Donna 38enne deceduta durante un’operazione di fecondazione artificiale

Sarà solo l’inchiesta avviata subito dalla magistratura a chiarire se si è trattato di un ennesimo caso di malasanità o di un tragico destino: quello che è certo è che una donna di 38 anni è morta, uccisa dal suo desiderio di diventare mamma.

La 38enne Arianna Acrivoulis, residente a Bitritto (in provincia di Bari), è infatti deceduta mercoledì scorso all’ospedale Florenzo Jaja di Conversano: la donna si stava sottoponendo a un intervento di fecondazione assistita.

Secondo quanto si è appreso finora, la donna sarebbe deceduta in sala operatoria dell’unità di fecondazione medica assistita dopo l’agoaspirazione ovarica: adenunciare l’accaduto è stato il padre 83enne della donna.

E’ il primo caso del genere in Italia: i carabinieri hanno sequestrato la cartella clinica della donna, e due medici sono stati iscritti nel registro degli indagati della procura di Bari per cooperazione in omicidio colposo. Nelle prossime ore il pm inquirente del Tribunale di Bari, Luciana Silvestris, affiderà l’incarico per l’autopsia.

Anche il ministro della Salute Beatrice Lorenzin ha inviato all’ospedale “Florenzo Jaja” di Conversano una task force di esperti per fare luce sulla morte di Arianna Acrivoulis.

Dati forniti
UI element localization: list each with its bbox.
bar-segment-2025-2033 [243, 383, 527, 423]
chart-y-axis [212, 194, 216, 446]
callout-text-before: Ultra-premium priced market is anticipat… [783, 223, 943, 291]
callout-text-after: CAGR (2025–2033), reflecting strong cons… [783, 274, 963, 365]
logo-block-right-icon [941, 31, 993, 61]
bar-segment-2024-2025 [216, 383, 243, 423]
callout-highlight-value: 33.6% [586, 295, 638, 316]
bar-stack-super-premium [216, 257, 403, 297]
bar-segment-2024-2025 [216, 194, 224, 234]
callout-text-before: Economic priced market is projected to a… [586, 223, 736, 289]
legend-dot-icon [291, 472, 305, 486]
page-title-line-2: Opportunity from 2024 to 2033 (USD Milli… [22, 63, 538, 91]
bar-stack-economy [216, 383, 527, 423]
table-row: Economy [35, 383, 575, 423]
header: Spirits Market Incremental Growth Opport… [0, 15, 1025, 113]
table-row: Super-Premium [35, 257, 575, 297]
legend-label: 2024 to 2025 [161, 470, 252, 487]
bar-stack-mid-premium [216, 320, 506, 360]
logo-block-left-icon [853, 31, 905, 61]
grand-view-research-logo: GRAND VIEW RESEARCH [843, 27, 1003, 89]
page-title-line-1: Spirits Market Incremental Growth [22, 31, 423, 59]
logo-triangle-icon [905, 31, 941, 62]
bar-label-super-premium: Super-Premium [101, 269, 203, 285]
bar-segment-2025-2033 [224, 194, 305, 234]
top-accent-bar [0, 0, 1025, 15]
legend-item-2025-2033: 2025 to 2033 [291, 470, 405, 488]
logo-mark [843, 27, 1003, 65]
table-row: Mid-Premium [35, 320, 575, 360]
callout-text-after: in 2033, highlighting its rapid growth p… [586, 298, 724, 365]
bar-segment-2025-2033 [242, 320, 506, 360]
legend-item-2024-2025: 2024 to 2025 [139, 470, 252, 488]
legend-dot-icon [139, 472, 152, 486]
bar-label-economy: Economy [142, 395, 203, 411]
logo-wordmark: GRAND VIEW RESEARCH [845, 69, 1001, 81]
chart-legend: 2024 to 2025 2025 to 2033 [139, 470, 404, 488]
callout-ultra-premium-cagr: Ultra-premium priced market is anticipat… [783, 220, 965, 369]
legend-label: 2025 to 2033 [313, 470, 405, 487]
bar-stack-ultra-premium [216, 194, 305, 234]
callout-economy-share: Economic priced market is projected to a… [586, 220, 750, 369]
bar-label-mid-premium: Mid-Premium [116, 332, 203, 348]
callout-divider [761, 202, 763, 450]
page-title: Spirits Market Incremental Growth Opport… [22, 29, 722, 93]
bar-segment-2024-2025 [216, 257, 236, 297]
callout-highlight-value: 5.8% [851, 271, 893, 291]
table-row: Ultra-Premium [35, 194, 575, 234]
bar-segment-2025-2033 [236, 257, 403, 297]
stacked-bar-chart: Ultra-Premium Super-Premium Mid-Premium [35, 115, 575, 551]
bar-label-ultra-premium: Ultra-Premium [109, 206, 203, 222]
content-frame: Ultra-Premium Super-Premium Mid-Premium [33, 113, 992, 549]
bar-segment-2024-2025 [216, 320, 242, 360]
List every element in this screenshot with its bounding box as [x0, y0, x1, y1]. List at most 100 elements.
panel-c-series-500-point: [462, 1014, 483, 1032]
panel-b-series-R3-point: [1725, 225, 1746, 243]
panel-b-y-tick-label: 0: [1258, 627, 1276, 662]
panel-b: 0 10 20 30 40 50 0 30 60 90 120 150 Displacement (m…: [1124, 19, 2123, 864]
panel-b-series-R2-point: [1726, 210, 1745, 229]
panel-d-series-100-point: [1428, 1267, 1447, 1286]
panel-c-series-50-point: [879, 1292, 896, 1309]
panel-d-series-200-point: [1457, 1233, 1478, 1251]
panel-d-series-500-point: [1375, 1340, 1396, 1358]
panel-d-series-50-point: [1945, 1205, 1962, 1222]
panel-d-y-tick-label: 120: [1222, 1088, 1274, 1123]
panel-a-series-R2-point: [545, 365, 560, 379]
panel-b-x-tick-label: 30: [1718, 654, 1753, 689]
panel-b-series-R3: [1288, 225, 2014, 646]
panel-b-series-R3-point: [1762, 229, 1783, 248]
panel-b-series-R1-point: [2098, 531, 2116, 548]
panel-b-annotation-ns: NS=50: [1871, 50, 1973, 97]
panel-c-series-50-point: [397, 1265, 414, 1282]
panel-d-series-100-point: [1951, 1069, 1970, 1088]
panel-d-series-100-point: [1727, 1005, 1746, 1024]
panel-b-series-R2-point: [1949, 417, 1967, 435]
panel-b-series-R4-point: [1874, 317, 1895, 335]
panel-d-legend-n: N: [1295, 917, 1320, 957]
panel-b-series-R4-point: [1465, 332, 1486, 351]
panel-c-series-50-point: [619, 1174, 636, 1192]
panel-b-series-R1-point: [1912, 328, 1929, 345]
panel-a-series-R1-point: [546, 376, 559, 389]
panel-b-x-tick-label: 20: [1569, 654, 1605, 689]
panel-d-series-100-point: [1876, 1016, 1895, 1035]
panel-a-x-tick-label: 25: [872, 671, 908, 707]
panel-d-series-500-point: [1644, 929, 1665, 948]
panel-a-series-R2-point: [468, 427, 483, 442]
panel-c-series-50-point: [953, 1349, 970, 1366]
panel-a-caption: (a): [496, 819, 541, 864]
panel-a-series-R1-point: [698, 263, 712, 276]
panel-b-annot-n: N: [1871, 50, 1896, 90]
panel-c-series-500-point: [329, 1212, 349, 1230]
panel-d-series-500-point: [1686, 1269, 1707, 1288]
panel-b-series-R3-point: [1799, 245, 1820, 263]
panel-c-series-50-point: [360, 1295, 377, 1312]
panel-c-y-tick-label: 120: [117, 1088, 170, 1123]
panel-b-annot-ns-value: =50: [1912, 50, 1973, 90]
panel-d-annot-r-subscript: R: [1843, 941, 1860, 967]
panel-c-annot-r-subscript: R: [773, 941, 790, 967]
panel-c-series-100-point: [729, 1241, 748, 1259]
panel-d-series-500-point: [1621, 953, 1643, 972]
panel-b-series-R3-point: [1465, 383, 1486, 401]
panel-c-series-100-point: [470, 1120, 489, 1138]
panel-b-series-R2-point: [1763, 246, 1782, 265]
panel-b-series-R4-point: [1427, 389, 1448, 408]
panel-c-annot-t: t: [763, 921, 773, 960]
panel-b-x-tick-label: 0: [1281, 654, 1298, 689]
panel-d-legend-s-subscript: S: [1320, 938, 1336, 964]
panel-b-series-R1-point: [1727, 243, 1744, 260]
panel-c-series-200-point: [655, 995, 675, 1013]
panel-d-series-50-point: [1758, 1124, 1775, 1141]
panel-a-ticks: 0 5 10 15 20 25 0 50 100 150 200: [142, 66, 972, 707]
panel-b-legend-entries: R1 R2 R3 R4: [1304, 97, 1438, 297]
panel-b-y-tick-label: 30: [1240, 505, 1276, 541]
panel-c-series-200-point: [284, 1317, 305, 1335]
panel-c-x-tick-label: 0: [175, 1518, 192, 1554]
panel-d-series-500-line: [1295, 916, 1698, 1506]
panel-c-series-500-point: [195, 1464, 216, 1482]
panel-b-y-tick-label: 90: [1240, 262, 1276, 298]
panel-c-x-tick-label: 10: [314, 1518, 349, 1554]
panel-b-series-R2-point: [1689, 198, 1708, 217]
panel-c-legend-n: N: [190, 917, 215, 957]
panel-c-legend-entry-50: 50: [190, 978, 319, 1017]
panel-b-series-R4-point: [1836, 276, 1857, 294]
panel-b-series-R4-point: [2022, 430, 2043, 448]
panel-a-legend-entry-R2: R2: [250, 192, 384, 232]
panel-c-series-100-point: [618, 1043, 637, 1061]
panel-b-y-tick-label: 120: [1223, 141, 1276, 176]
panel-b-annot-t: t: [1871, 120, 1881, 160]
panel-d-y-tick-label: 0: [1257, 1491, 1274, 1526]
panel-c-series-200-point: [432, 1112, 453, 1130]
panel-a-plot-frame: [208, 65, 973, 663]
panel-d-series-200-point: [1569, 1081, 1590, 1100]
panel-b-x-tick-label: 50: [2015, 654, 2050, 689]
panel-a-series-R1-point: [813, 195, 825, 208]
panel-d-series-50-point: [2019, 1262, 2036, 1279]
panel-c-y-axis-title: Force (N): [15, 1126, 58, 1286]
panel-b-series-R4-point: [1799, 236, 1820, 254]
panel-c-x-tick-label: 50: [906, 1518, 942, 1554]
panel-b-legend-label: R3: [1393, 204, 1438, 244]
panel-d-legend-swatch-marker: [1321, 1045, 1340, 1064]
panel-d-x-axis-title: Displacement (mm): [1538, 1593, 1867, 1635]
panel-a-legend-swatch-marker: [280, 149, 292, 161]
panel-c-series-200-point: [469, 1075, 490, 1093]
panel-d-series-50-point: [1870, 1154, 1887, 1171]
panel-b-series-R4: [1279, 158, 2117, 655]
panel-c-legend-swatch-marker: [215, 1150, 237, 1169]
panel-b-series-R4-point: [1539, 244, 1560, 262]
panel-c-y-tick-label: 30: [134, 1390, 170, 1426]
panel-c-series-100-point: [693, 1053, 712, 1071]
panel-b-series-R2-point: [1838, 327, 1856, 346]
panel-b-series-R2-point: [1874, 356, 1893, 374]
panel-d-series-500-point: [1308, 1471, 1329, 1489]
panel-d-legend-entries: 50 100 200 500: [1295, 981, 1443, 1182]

Consegna
Riporta parola per parola il passo dell'articolo sulla morte di Arianna Acrivoulis che va da "Sarà solo l’inchiesta" fino a "di diventare mamma.".

Soluzione
Sarà solo l’inchiesta avviata subito dalla magistratura a chiarire se si è trattato di un ennesimo caso di malasanità o di un tragico destino: quello che è certo è che una donna di 38 anni è morta, uccisa dal suo desiderio di diventare mamma.